## Begin
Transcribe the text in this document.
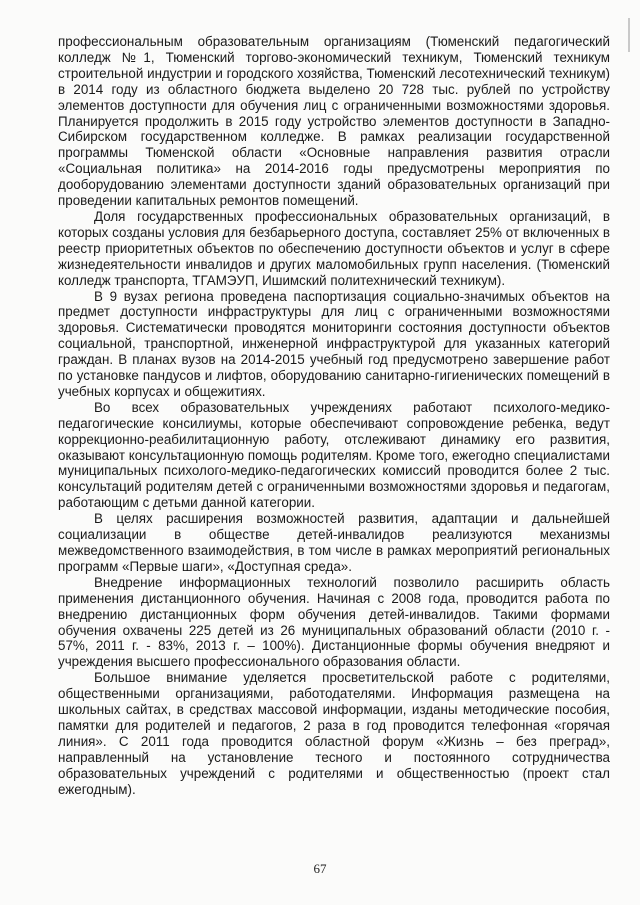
профессиональным образовательным организациям (Тюменский педагогический колледж №1, Тюменский торгово-экономический техникум, Тюменский техникум строительной индустрии и городского хозяйства, Тюменский лесотехнический техникум) в 2014 году из областного бюджета выделено 20 728 тыс. рублей по устройству элементов доступности для обучения лиц с ограниченными возможностями здоровья. Планируется продолжить в 2015 году устройство элементов доступности в Западно-Сибирском государственном колледже. В рамках реализации государственной программы Тюменской области «Основные направления развития отрасли «Социальная политика» на 2014-2016 годы предусмотрены мероприятия по дооборудованию элементами доступности зданий образовательных организаций при проведении капитальных ремонтов помещений.

Доля государственных профессиональных образовательных организаций, в которых созданы условия для безбарьерного доступа, составляет 25% от включенных в реестр приоритетных объектов по обеспечению доступности объектов и услуг в сфере жизнедеятельности инвалидов и других маломобильных групп населения. (Тюменский колледж транспорта, ТГАМЭУП, Ишимский политехнический техникум).

В 9 вузах региона проведена паспортизация социально-значимых объектов на предмет доступности инфраструктуры для лиц с ограниченными возможностями здоровья. Систематически проводятся мониторинги состояния доступности объектов социальной, транспортной, инженерной инфраструктурой для указанных категорий граждан. В планах вузов на 2014-2015 учебный год предусмотрено завершение работ по установке пандусов и лифтов, оборудованию санитарно-гигиенических помещений в учебных корпусах и общежитиях.

Во всех образовательных учреждениях работают психолого-медико-педагогические консилиумы, которые обеспечивают сопровождение ребенка, ведут коррекционно-реабилитационную работу, отслеживают динамику его развития, оказывают консультационную помощь родителям. Кроме того, ежегодно специалистами муниципальных психолого-медико-педагогических комиссий проводится более 2 тыс. консультаций родителям детей с ограниченными возможностями здоровья и педагогам, работающим с детьми данной категории.

В целях расширения возможностей развития, адаптации и дальнейшей социализации в обществе детей-инвалидов реализуются механизмы межведомственного взаимодействия, в том числе в рамках мероприятий региональных программ «Первые шаги», «Доступная среда».

Внедрение информационных технологий позволило расширить область применения дистанционного обучения. Начиная с 2008 года, проводится работа по внедрению дистанционных форм обучения детей-инвалидов. Такими формами обучения охвачены 225 детей из 26 муниципальных образований области (2010 г. - 57%, 2011 г. - 83%, 2013 г. – 100%). Дистанционные формы обучения внедряют и учреждения высшего профессионального образования области.

Большое внимание уделяется просветительской работе с родителями, общественными организациями, работодателями. Информация размещена на школьных сайтах, в средствах массовой информации, изданы методические пособия, памятки для родителей и педагогов, 2 раза в год проводится телефонная «горячая линия». С 2011 года проводится областной форум «Жизнь – без преград», направленный на установление тесного и постоянного сотрудничества образовательных учреждений с родителями и общественностью (проект стал ежегодным).

67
## End
▸ WHAT IS BEING ASKED: Each record should be quoted exactly, with the images omitted.

▸ SOLUTION TO THE PROBLEM:
Transcribe the text in this document.
профессиональным образовательным организациям (Тюменский педагогический колледж №1, Тюменский торгово-экономический техникум, Тюменский техникум строительной индустрии и городского хозяйства, Тюменский лесотехнический техникум) в 2014 году из областного бюджета выделено 20 728 тыс. рублей по устройству элементов доступности для обучения лиц с ограниченными возможностями здоровья. Планируется продолжить в 2015 году устройство элементов доступности в Западно-Сибирском государственном колледже. В рамках реализации государственной программы Тюменской области «Основные направления развития отрасли «Социальная политика» на 2014-2016 годы предусмотрены мероприятия по дооборудованию элементами доступности зданий образовательных организаций при проведении капитальных ремонтов помещений.

Доля государственных профессиональных образовательных организаций, в которых созданы условия для безбарьерного доступа, составляет 25% от включенных в реестр приоритетных объектов по обеспечению доступности объектов и услуг в сфере жизнедеятельности инвалидов и других маломобильных групп населения. (Тюменский колледж транспорта, ТГАМЭУП, Ишимский политехнический техникум).

В 9 вузах региона проведена паспортизация социально-значимых объектов на предмет доступности инфраструктуры для лиц с ограниченными возможностями здоровья. Систематически проводятся мониторинги состояния доступности объектов социальной, транспортной, инженерной инфраструктурой для указанных категорий граждан. В планах вузов на 2014-2015 учебный год предусмотрено завершение работ по установке пандусов и лифтов, оборудованию санитарно-гигиенических помещений в учебных корпусах и общежитиях.

Во всех образовательных учреждениях работают психолого-медико-педагогические консилиумы, которые обеспечивают сопровождение ребенка, ведут коррекционно-реабилитационную работу, отслеживают динамику его развития, оказывают консультационную помощь родителям. Кроме того, ежегодно специалистами муниципальных психолого-медико-педагогических комиссий проводится более 2 тыс. консультаций родителям детей с ограниченными возможностями здоровья и педагогам, работающим с детьми данной категории.

В целях расширения возможностей развития, адаптации и дальнейшей социализации в обществе детей-инвалидов реализуются механизмы межведомственного взаимодействия, в том числе в рамках мероприятий региональных программ «Первые шаги», «Доступная среда».

Внедрение информационных технологий позволило расширить область применения дистанционного обучения. Начиная с 2008 года, проводится работа по внедрению дистанционных форм обучения детей-инвалидов. Такими формами обучения охвачены 225 детей из 26 муниципальных образований области (2010 г. - 57%, 2011 г. - 83%, 2013 г. – 100%). Дистанционные формы обучения внедряют и учреждения высшего профессионального образования области.

Большое внимание уделяется просветительской работе с родителями, общественными организациями, работодателями. Информация размещена на школьных сайтах, в средствах массовой информации, изданы методические пособия, памятки для родителей и педагогов, 2 раза в год проводится телефонная «горячая линия». С 2011 года проводится областной форум «Жизнь – без преград», направленный на установление тесного и постоянного сотрудничества образовательных учреждений с родителями и общественностью (проект стал ежегодным).

67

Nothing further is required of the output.